**Exercise:** Find every line with the word "المؤهل". Copy those lines.

**Dataset excerpts:**
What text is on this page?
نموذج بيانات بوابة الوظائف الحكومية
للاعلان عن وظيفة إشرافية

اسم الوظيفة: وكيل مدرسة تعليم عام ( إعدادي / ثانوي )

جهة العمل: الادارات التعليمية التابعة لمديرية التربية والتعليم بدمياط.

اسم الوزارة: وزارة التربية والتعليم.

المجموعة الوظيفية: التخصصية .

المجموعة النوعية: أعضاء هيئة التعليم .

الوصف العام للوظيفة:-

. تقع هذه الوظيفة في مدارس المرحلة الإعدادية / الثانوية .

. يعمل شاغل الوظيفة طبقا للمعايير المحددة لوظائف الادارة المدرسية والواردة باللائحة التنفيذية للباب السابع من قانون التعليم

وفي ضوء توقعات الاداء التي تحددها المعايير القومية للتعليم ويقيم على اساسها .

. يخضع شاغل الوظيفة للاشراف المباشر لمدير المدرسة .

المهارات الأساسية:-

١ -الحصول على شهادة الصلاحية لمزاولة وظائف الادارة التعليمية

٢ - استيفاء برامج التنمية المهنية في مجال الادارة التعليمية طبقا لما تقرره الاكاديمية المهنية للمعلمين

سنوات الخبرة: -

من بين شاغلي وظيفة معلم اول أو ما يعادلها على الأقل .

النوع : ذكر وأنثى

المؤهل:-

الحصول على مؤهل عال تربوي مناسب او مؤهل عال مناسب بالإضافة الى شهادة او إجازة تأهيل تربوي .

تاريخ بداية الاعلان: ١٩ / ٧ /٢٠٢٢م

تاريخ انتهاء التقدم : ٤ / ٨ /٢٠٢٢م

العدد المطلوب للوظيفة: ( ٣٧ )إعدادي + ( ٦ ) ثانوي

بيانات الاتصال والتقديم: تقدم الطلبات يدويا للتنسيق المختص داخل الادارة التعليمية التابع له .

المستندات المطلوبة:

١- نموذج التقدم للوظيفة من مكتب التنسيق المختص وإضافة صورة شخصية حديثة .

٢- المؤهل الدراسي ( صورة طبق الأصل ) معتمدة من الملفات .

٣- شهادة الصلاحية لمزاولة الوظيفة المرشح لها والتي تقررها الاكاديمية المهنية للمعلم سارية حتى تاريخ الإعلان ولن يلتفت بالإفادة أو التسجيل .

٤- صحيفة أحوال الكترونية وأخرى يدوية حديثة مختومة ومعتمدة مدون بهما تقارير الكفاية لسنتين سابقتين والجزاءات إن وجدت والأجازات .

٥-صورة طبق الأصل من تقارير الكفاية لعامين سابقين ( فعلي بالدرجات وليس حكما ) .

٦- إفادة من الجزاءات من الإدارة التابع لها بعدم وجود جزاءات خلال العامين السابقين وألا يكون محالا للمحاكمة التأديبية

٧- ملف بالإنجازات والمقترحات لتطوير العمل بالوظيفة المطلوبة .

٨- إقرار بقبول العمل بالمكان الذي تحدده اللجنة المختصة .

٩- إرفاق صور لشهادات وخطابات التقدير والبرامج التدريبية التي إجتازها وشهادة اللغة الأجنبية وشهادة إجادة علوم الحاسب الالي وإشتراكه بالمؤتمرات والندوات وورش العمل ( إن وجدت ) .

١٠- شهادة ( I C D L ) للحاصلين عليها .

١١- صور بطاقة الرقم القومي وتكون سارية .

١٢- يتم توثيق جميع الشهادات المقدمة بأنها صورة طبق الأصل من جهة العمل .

**Solution below:**
المؤهل:-
٢- المؤهل الدراسي ( صورة طبق الأصل ) معتمدة من الملفات .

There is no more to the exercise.